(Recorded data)

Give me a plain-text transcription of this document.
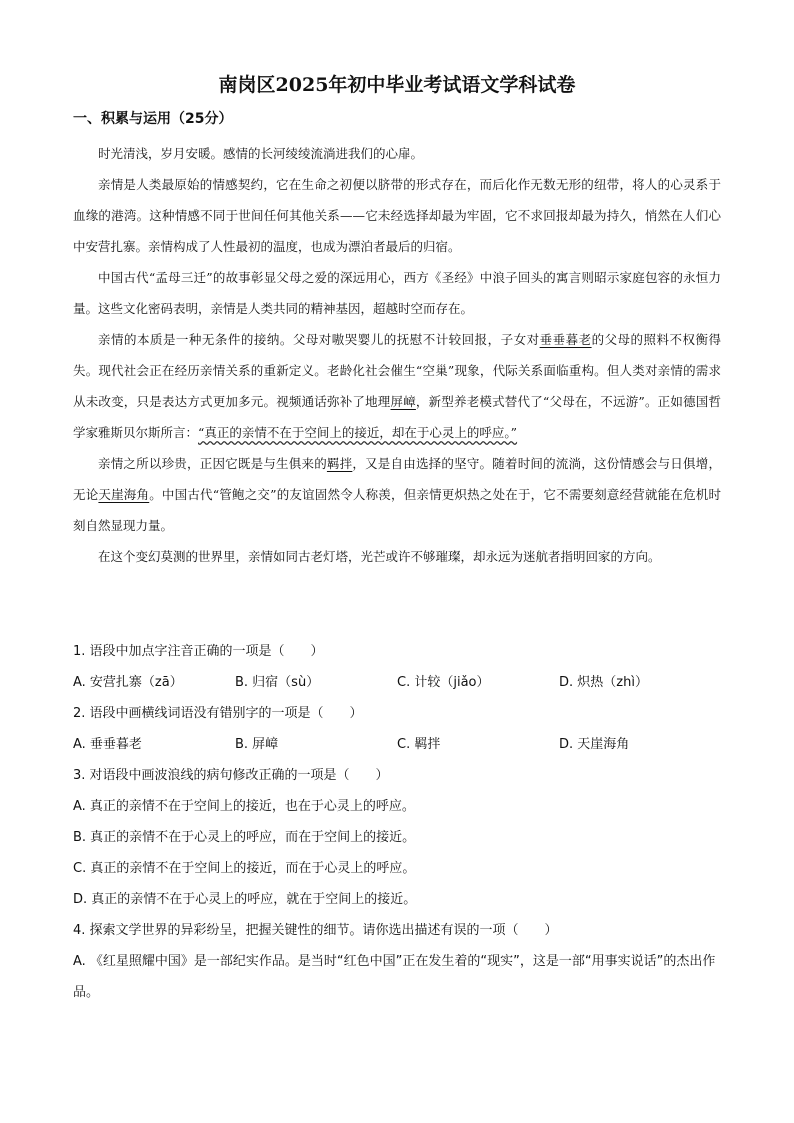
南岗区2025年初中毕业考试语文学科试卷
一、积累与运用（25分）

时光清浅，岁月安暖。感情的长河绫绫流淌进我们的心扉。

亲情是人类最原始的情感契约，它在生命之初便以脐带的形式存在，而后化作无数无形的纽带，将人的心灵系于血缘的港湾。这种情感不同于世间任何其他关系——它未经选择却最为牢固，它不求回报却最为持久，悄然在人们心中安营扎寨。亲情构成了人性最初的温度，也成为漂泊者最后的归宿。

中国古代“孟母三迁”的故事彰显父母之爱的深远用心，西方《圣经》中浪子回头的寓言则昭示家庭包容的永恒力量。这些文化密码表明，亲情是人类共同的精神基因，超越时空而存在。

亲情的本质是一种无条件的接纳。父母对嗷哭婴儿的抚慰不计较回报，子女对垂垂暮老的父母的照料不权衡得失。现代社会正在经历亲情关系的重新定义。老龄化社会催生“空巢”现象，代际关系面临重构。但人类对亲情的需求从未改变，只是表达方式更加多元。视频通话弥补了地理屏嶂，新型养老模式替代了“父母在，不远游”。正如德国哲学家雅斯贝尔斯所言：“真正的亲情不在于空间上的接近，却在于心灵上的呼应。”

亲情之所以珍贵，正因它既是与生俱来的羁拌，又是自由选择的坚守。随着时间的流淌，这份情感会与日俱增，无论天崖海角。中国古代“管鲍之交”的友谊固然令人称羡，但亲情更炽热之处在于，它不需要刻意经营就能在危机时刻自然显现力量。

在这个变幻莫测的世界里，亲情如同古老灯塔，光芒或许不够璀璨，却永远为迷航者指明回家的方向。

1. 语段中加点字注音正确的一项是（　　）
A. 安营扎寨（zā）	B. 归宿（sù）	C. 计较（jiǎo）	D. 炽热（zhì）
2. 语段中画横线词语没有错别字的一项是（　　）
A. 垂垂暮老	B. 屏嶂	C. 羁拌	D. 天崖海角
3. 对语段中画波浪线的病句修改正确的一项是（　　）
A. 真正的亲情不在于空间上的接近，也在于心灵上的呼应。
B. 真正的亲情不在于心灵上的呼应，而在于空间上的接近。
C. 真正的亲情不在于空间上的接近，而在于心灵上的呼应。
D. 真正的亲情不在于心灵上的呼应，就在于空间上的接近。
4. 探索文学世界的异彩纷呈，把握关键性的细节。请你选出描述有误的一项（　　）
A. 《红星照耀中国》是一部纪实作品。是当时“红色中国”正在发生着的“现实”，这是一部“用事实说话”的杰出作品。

---

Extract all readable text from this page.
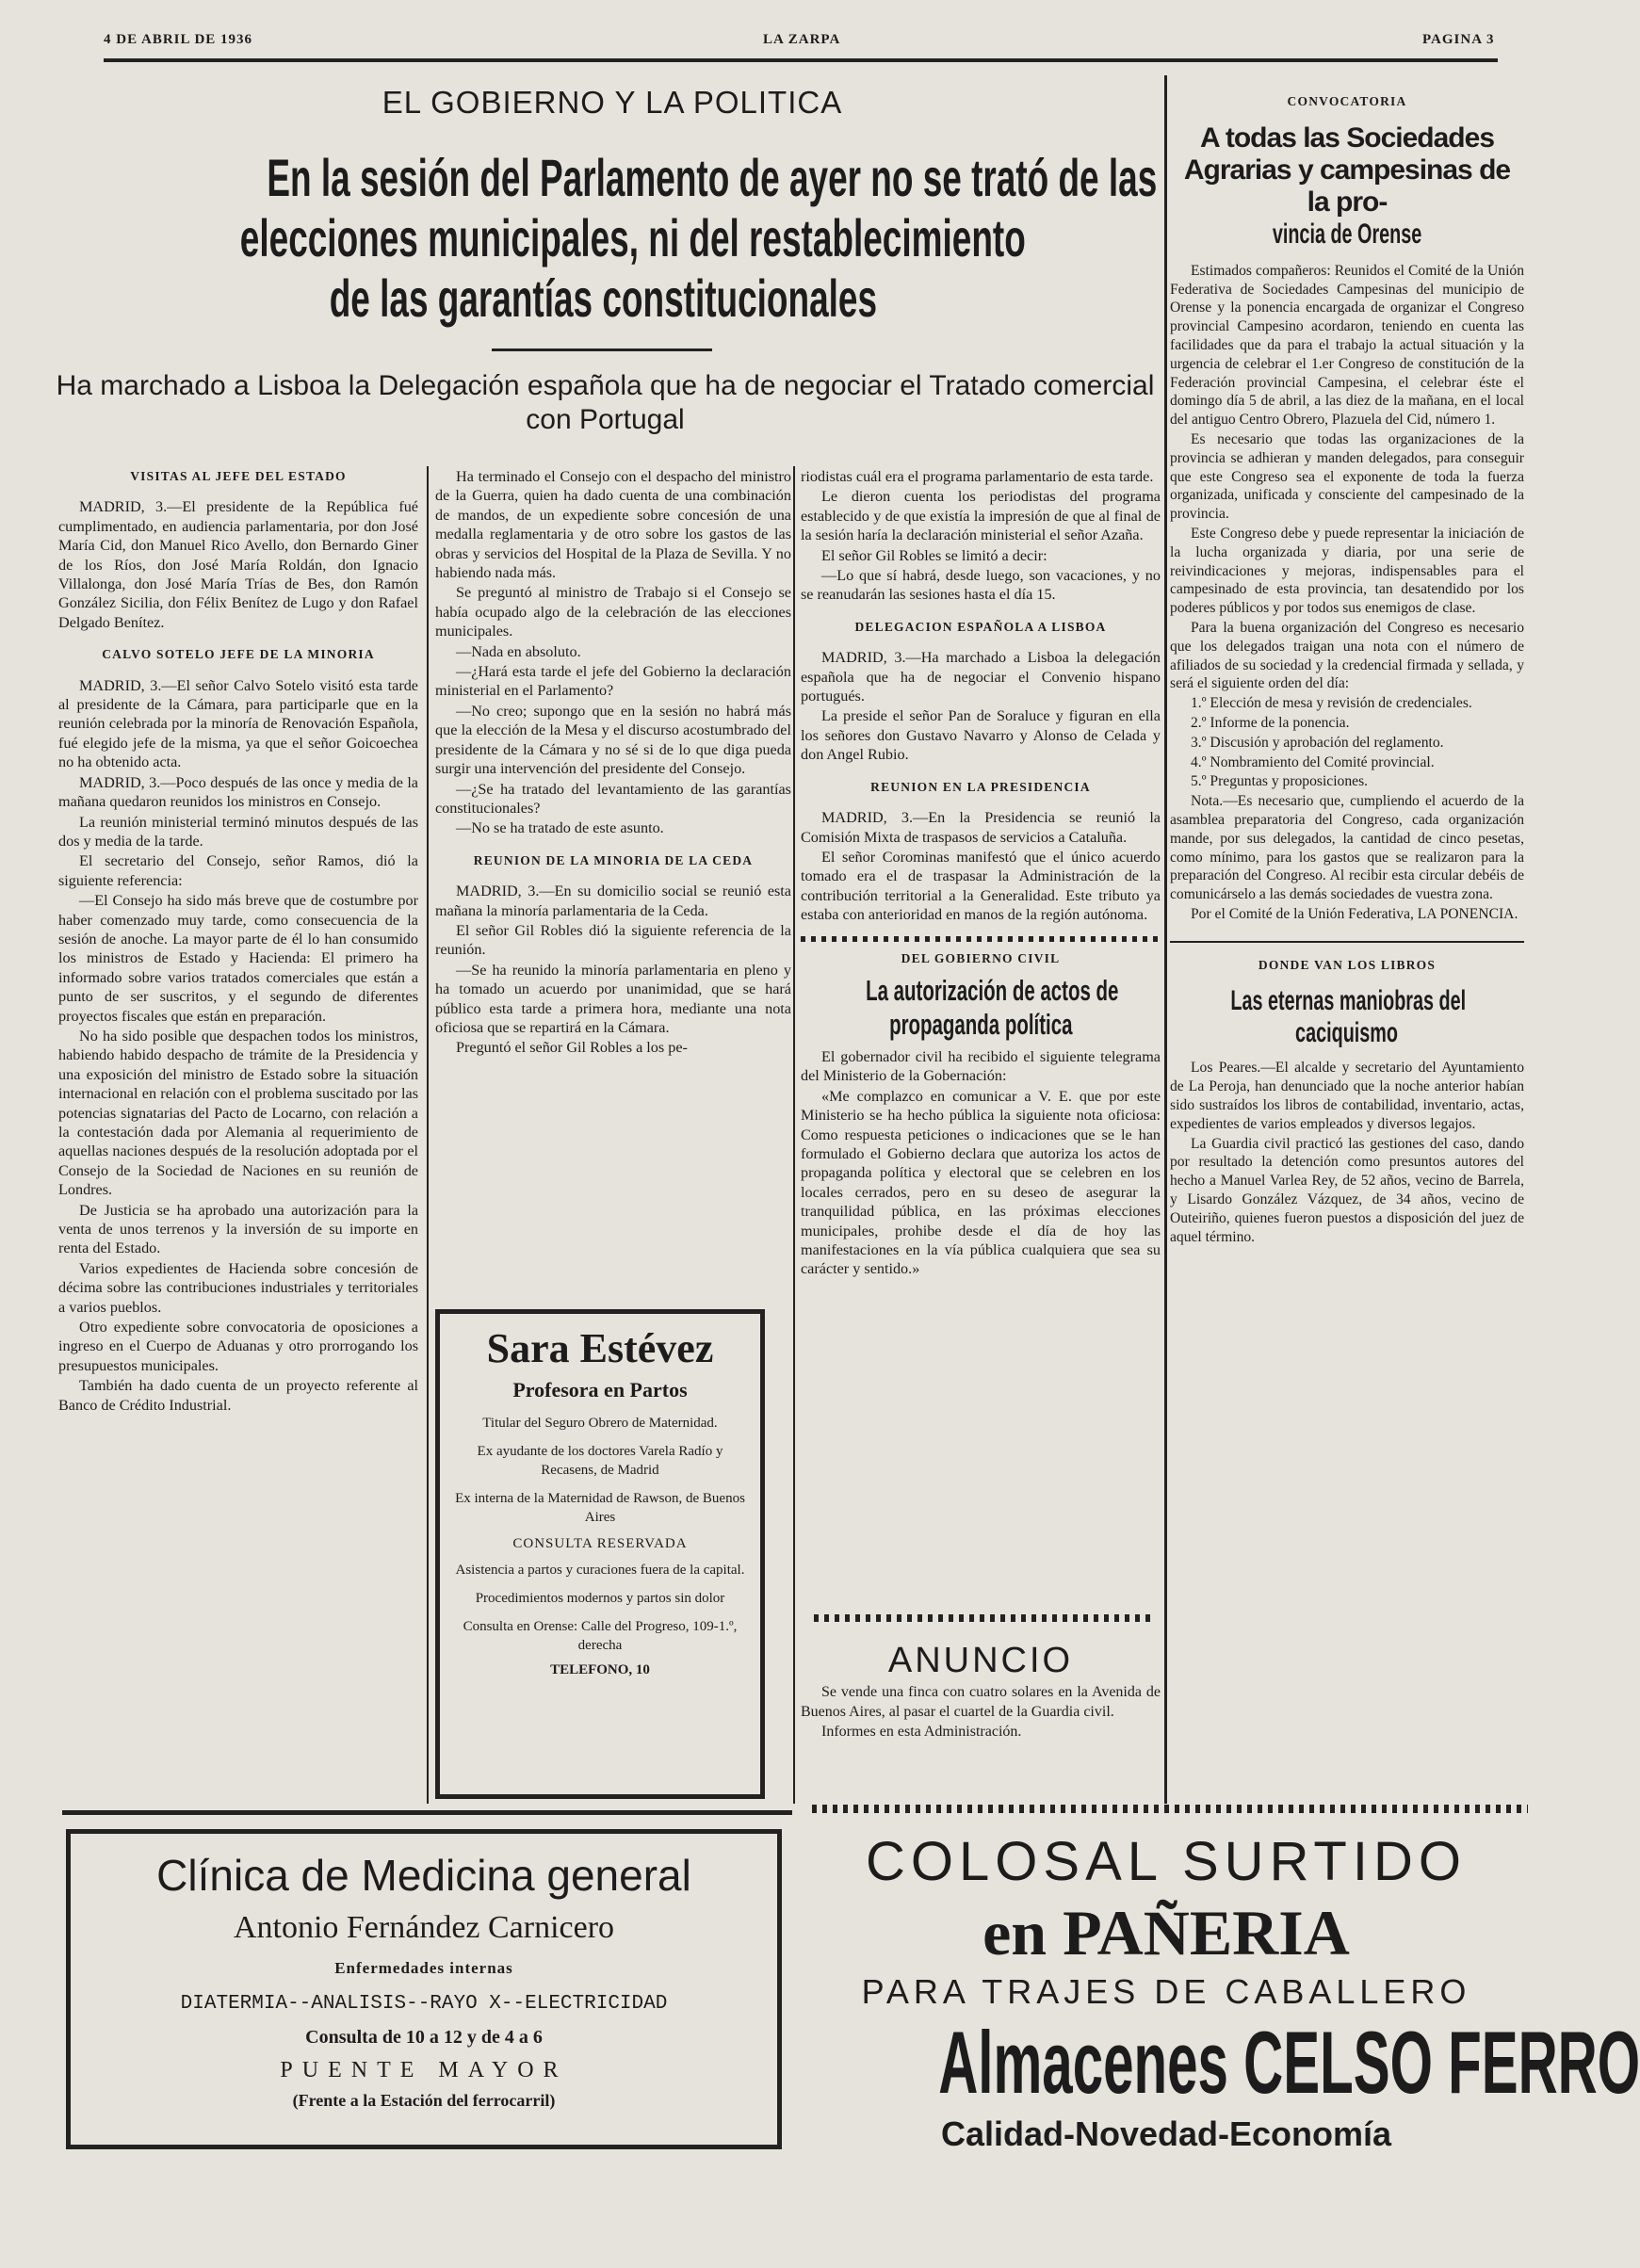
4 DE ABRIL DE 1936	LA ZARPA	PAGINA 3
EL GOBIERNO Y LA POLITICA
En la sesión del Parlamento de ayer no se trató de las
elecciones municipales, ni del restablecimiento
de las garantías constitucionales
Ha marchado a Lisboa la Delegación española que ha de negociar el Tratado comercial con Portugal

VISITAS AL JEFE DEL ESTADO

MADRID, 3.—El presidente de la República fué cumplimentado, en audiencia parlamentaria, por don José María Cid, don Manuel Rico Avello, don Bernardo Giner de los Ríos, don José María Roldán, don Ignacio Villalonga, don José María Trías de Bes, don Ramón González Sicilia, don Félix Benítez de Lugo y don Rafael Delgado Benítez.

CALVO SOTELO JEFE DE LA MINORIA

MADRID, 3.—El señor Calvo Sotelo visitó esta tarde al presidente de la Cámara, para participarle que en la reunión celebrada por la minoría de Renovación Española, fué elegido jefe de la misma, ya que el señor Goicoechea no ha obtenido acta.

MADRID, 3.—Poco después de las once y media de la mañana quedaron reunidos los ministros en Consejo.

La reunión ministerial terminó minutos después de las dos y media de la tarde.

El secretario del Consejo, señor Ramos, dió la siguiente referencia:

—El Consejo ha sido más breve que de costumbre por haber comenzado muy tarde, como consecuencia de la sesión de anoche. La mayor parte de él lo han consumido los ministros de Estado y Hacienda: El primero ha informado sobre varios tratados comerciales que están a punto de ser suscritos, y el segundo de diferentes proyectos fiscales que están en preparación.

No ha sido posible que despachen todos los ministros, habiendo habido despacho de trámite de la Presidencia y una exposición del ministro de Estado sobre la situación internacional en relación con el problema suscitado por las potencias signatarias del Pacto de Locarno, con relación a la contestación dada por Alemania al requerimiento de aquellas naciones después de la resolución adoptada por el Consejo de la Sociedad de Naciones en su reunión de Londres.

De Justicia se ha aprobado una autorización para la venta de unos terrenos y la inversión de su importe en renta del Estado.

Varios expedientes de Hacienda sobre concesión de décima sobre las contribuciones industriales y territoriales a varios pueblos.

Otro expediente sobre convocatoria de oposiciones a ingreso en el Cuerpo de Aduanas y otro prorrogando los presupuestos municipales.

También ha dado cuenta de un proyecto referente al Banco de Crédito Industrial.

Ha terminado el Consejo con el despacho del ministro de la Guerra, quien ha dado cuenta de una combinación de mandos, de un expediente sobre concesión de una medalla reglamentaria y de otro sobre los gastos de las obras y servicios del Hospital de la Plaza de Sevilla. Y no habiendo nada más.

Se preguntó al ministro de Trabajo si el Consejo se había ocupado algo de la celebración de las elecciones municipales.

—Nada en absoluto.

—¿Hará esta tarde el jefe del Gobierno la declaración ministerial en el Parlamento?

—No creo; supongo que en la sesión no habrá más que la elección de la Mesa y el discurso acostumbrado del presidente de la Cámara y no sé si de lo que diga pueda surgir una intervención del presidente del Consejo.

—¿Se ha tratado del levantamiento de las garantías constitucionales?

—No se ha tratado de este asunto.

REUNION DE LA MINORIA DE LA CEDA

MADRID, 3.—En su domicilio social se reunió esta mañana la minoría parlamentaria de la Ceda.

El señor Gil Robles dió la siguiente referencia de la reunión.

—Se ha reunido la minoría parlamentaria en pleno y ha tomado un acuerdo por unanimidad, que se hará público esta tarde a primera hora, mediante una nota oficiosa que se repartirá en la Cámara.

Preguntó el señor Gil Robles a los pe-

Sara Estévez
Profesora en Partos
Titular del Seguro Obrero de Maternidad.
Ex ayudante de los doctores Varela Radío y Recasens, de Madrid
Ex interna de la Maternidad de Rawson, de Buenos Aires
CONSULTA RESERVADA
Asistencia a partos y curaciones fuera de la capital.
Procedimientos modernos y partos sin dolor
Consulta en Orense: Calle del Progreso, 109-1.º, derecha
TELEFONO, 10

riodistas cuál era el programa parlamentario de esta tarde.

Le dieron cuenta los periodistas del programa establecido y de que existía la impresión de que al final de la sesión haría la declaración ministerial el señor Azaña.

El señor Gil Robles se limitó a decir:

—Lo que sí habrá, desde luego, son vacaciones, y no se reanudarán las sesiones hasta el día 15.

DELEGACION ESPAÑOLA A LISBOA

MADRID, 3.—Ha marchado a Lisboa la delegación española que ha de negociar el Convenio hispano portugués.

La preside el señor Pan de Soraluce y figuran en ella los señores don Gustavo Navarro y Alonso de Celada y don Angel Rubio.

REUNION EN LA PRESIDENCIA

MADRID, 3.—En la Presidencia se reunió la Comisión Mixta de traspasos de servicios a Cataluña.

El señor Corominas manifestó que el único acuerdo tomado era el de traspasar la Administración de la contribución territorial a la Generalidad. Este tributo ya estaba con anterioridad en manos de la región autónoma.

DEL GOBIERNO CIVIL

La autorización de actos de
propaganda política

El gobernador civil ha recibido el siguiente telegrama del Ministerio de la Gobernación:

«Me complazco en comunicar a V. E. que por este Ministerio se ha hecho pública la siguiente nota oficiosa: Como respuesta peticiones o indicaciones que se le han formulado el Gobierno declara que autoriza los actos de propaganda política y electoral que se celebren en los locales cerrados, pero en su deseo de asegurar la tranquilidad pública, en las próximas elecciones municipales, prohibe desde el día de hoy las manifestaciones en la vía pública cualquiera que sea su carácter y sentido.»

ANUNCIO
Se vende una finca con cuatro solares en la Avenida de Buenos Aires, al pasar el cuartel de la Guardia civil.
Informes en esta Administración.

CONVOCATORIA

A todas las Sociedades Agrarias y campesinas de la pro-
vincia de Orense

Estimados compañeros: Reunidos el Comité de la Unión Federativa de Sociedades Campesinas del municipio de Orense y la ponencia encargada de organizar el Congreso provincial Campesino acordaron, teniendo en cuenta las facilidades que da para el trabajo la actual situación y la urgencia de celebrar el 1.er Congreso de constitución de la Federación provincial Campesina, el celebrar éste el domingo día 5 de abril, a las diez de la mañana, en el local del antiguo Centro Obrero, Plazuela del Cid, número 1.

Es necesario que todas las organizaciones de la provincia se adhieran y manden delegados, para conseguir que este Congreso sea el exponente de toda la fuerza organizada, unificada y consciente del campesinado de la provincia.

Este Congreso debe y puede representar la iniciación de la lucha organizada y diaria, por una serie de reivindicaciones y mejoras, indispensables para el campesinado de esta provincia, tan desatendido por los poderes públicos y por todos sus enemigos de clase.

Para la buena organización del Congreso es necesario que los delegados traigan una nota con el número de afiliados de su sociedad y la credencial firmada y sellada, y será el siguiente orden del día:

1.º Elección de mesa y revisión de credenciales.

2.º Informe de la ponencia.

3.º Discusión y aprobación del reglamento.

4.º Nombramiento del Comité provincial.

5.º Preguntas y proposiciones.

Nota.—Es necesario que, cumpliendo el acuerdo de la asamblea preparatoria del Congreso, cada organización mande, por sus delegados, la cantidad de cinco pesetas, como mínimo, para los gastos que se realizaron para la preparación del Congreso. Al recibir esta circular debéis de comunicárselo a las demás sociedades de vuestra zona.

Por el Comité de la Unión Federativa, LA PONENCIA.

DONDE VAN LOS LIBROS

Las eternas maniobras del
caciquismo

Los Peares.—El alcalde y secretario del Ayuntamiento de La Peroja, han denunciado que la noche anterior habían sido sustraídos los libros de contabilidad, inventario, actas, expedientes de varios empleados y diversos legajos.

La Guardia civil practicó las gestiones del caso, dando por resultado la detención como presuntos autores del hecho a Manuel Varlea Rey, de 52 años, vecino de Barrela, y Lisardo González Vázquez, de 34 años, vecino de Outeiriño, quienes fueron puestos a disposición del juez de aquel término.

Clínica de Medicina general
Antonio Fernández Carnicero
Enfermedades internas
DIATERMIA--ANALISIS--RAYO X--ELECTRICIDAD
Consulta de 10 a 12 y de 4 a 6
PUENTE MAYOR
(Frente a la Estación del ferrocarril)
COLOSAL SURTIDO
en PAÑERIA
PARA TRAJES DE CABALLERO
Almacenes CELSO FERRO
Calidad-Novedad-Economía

Task to carry out ->
Using the entries above, return each line in which the word "servicios" occurs.

Worked answer ->
Ha terminado el Consejo con el despacho del ministro de la Guerra, quien ha dado cuenta de una combinación de mandos, de un expediente sobre concesión de una medalla reglamentaria y de otro sobre los gastos de las obras y servicios del Hospital de la Plaza de Sevilla. Y no habiendo nada más.
MADRID, 3.—En la Presidencia se reunió la Comisión Mixta de traspasos de servicios a Cataluña.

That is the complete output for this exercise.